>>
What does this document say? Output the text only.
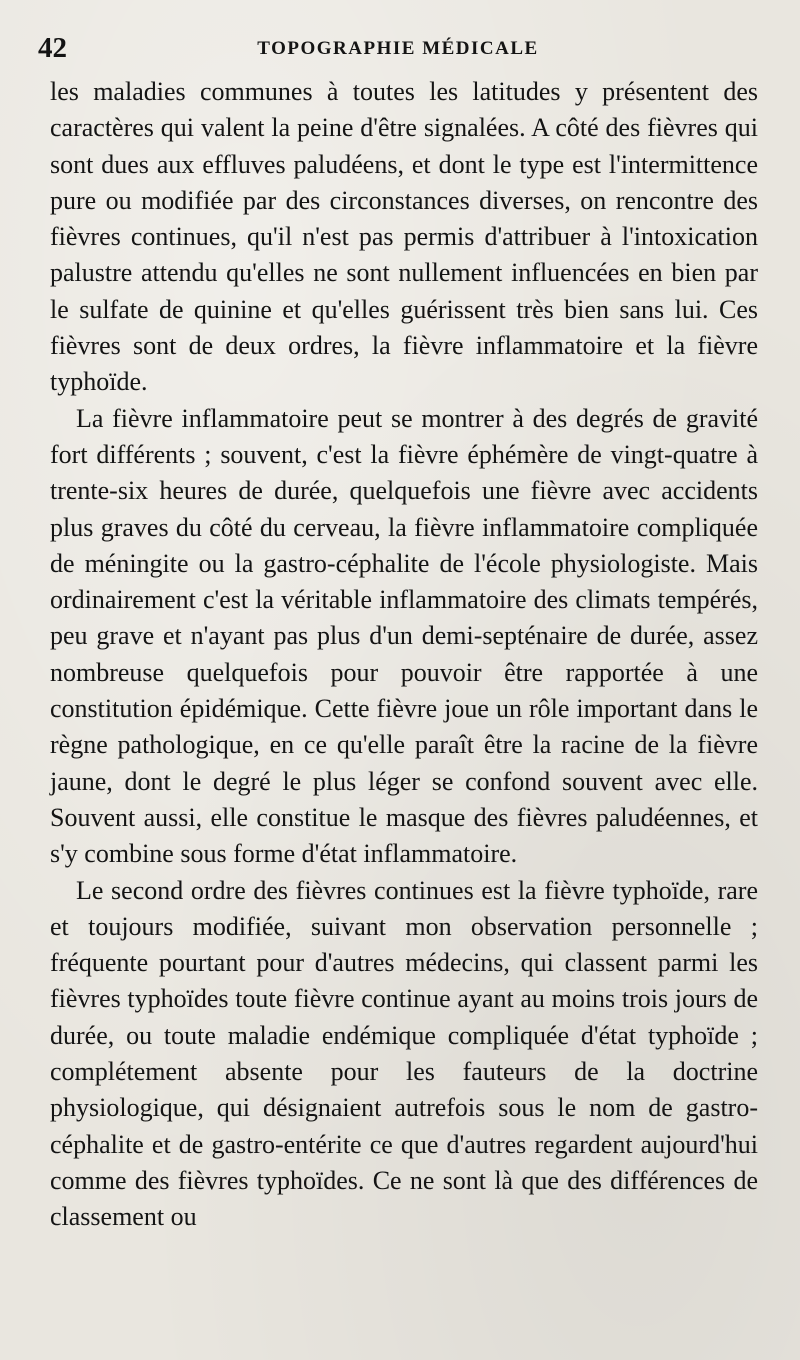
42	TOPOGRAPHIE MÉDICALE

les maladies communes à toutes les latitudes y présentent des caractères qui valent la peine d'être signalées. A côté des fièvres qui sont dues aux effluves paludéens, et dont le type est l'intermittence pure ou modifiée par des circonstances diverses, on rencontre des fièvres continues, qu'il n'est pas permis d'attribuer à l'intoxication palustre attendu qu'elles ne sont nullement influencées en bien par le sulfate de quinine et qu'elles guérissent très bien sans lui. Ces fièvres sont de deux ordres, la fièvre inflammatoire et la fièvre typhoïde.

La fièvre inflammatoire peut se montrer à des degrés de gravité fort différents ; souvent, c'est la fièvre éphémère de vingt-quatre à trente-six heures de durée, quelquefois une fièvre avec accidents plus graves du côté du cerveau, la fièvre inflammatoire compliquée de méningite ou la gastro-céphalite de l'école physiologiste. Mais ordinairement c'est la véritable inflammatoire des climats tempérés, peu grave et n'ayant pas plus d'un demi-septénaire de durée, assez nombreuse quelquefois pour pouvoir être rapportée à une constitution épidémique. Cette fièvre joue un rôle important dans le règne pathologique, en ce qu'elle paraît être la racine de la fièvre jaune, dont le degré le plus léger se confond souvent avec elle. Souvent aussi, elle constitue le masque des fièvres paludéennes, et s'y combine sous forme d'état inflammatoire.

Le second ordre des fièvres continues est la fièvre typhoïde, rare et toujours modifiée, suivant mon observation personnelle ; fréquente pourtant pour d'autres médecins, qui classent parmi les fièvres typhoïdes toute fièvre continue ayant au moins trois jours de durée, ou toute maladie endémique compliquée d'état typhoïde ; complétement absente pour les fauteurs de la doctrine physiologique, qui désignaient autrefois sous le nom de gastro-céphalite et de gastro-entérite ce que d'autres regardent aujourd'hui comme des fièvres typhoïdes. Ce ne sont là que des différences de classement ou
<<
What to produce: Write out the listing above exactly as it stands, pictures excluded.

Response to this exercise:
What does this document say? Output the text only.
42	TOPOGRAPHIE MÉDICALE

les maladies communes à toutes les latitudes y présentent des caractères qui valent la peine d'être signalées. A côté des fièvres qui sont dues aux effluves paludéens, et dont le type est l'intermittence pure ou modifiée par des circonstances diverses, on rencontre des fièvres continues, qu'il n'est pas permis d'attribuer à l'intoxication palustre attendu qu'elles ne sont nullement influencées en bien par le sulfate de quinine et qu'elles guérissent très bien sans lui. Ces fièvres sont de deux ordres, la fièvre inflammatoire et la fièvre typhoïde.

La fièvre inflammatoire peut se montrer à des degrés de gravité fort différents ; souvent, c'est la fièvre éphémère de vingt-quatre à trente-six heures de durée, quelquefois une fièvre avec accidents plus graves du côté du cerveau, la fièvre inflammatoire compliquée de méningite ou la gastro-céphalite de l'école physiologiste. Mais ordinairement c'est la véritable inflammatoire des climats tempérés, peu grave et n'ayant pas plus d'un demi-septénaire de durée, assez nombreuse quelquefois pour pouvoir être rapportée à une constitution épidémique. Cette fièvre joue un rôle important dans le règne pathologique, en ce qu'elle paraît être la racine de la fièvre jaune, dont le degré le plus léger se confond souvent avec elle. Souvent aussi, elle constitue le masque des fièvres paludéennes, et s'y combine sous forme d'état inflammatoire.

Le second ordre des fièvres continues est la fièvre typhoïde, rare et toujours modifiée, suivant mon observation personnelle ; fréquente pourtant pour d'autres médecins, qui classent parmi les fièvres typhoïdes toute fièvre continue ayant au moins trois jours de durée, ou toute maladie endémique compliquée d'état typhoïde ; complétement absente pour les fauteurs de la doctrine physiologique, qui désignaient autrefois sous le nom de gastro-céphalite et de gastro-entérite ce que d'autres regardent aujourd'hui comme des fièvres typhoïdes. Ce ne sont là que des différences de classement ou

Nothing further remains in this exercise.